▶ [Challenges]
[1] Repeat the passage on transferring from SMC to UCLA Nursing word for word, from "UCLA runs on" to "because it doesn't.".
[2] Carry on the passage on transferring from SMC to UCLA Nursing, picking up right after its final sentence.

▶ [Text section]
=-=-=

UCLA runs on quarters — SMC runs on semesters
Once you transfer, your coursework will move in 10-week quarters instead of 18-week semesters, which means material moves significantly faster — build strong study habits and time management routines at SMC now, because the pace at UCLA will feel like a gear shift.
Preview
A preview of what Pipeline generates — exact courses, in the right order, every semester.
Watch Out
The science sequence for UCLA Nursing — CHEM 11 → CHEM 12 → CHEM 21, plus BIOL 3, BIOL 22, and ANATMY 1 — spans all four of your semesters at SMC. If you delay CHEM 11 even one semester, you risk not finishing CHEM 21 (Organic Chemistry) before your November application deadline. Map out every science course from day one and treat this sequence like it has zero flexibility, because it doesn't.
Santa Monica College's Scholars Program (SMC's TAP-certified honors pathway) gives you a genuine edge for most UCLA majors in the College of Letters and Science — but the School of Nursing explicitly does not participate in TAP. Completing the Scholars Program won't give you priority consideration for Nursing admission. That doesn't mean you shouldn't do it — the rigor and support are real — just don't plan your strategy around a TAP boost that won't apply here.

=-=-=

▶ [Supplied entries]

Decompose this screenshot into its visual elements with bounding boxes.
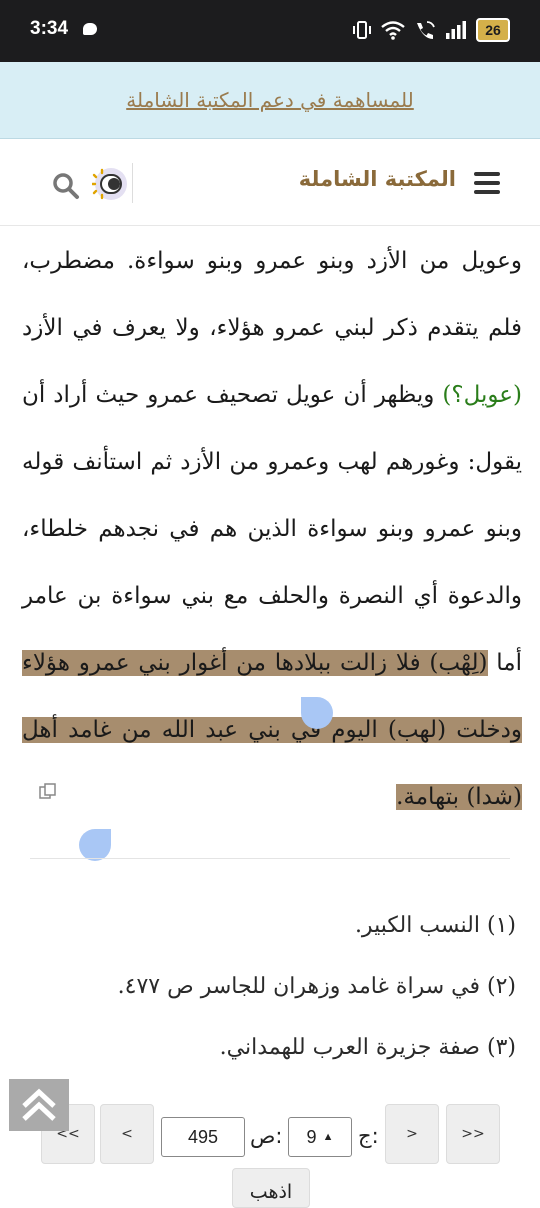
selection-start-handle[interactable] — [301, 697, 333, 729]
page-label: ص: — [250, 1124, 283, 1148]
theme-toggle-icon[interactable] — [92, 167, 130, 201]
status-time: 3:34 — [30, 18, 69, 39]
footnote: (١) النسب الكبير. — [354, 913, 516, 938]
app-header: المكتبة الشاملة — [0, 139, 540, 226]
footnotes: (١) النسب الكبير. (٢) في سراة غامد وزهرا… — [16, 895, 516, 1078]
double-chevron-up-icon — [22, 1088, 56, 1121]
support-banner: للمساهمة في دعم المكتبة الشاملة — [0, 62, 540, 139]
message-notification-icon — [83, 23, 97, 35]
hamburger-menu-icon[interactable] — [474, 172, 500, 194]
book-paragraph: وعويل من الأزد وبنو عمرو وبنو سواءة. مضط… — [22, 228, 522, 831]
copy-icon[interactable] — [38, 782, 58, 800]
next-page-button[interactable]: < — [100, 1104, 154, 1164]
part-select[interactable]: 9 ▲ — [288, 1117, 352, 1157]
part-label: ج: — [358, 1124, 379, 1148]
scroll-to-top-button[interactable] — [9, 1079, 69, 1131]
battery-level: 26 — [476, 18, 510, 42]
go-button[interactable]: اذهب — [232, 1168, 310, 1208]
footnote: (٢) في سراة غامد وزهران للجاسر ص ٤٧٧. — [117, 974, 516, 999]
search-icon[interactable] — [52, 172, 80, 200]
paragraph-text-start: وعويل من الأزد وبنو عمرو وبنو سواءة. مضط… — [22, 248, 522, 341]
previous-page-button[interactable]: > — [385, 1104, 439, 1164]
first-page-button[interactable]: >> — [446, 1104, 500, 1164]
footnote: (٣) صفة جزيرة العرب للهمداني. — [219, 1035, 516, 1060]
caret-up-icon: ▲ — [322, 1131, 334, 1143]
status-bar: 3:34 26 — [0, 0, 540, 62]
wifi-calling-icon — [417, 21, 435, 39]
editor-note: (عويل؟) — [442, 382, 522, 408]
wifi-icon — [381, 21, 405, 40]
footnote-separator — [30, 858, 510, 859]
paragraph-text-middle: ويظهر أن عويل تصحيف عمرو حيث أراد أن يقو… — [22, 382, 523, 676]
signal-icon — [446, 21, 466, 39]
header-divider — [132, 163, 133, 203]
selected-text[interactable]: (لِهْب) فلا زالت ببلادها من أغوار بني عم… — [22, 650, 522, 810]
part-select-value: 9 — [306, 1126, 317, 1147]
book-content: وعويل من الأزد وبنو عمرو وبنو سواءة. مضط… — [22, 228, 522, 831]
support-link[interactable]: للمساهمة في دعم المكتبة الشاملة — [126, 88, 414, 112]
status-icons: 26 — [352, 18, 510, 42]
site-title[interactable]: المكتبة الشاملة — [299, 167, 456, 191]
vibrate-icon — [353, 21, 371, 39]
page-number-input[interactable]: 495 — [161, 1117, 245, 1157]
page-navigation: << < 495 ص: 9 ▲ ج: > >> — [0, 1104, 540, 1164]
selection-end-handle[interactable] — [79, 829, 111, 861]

=-=-=

▶ [Responses per task]
[1]
UCLA runs on quarters — SMC runs on semesters
Once you transfer, your coursework will move in 10-week quarters instead of 18-week semesters, which means material moves significantly faster — build strong study habits and time management routines at SMC now, because the pace at UCLA will feel like a gear shift.
Preview
A preview of what Pipeline generates — exact courses, in the right order, every semester.
Watch Out
The science sequence for UCLA Nursing — CHEM 11 → CHEM 12 → CHEM 21, plus BIOL 3, BIOL 22, and ANATMY 1 — spans all four of your semesters at SMC. If you delay CHEM 11 even one semester, you risk not finishing CHEM 21 (Organic Chemistry) before your November application deadline. Map out every science course from day one and treat this sequence like it has zero flexibility, because it doesn't.

[2]
Unlike most UCLA majors that will accept a partial IGETC certification, the School of Nursing requires full IGETC completion from California community college applicants — no exceptions. If you're missing even one IGETC area when you apply, your application can be disqualified. Check your IGETC progress every semester with an SMC counselor, and aim to finish it by the spring before you transfer.
FAQ
Extremely hard — the UCLA School of Nursing admits roughly 10 transfer students per year from a pool of 200 or more applicants, putting the transfer admit rate around 2%. The School also sets its own GPA minimum of 3.5, well above UCLA's campus-wide floor. Coming from SMC, you have no TAP advantage for Nursing, so your grades in CHEM 11, CHEM 12, CHEM 21, BIOL 3, BIOL 22, and ANATMY 1 have to be exceptional.
No — the UCLA School of Nursing explicitly does not participate in the Transfer Alliance Program (TAP). TAP gives priority consideration only for majors in the College of Letters and Science and a few others. Completing the SMC Scholars Program is still worthwhile for academic rigor and support, but it will not give you a priority review for Nursing.
Yes, and the School of Nursing is stricter than most UCLA programs — it requires full IGETC certification from California community college applicants. Partial IGETC is not accepted. You must complete all IGETC requirements by the end of the spring semester before you transfer, so start tracking your IGETC progress from your first semester at SMC.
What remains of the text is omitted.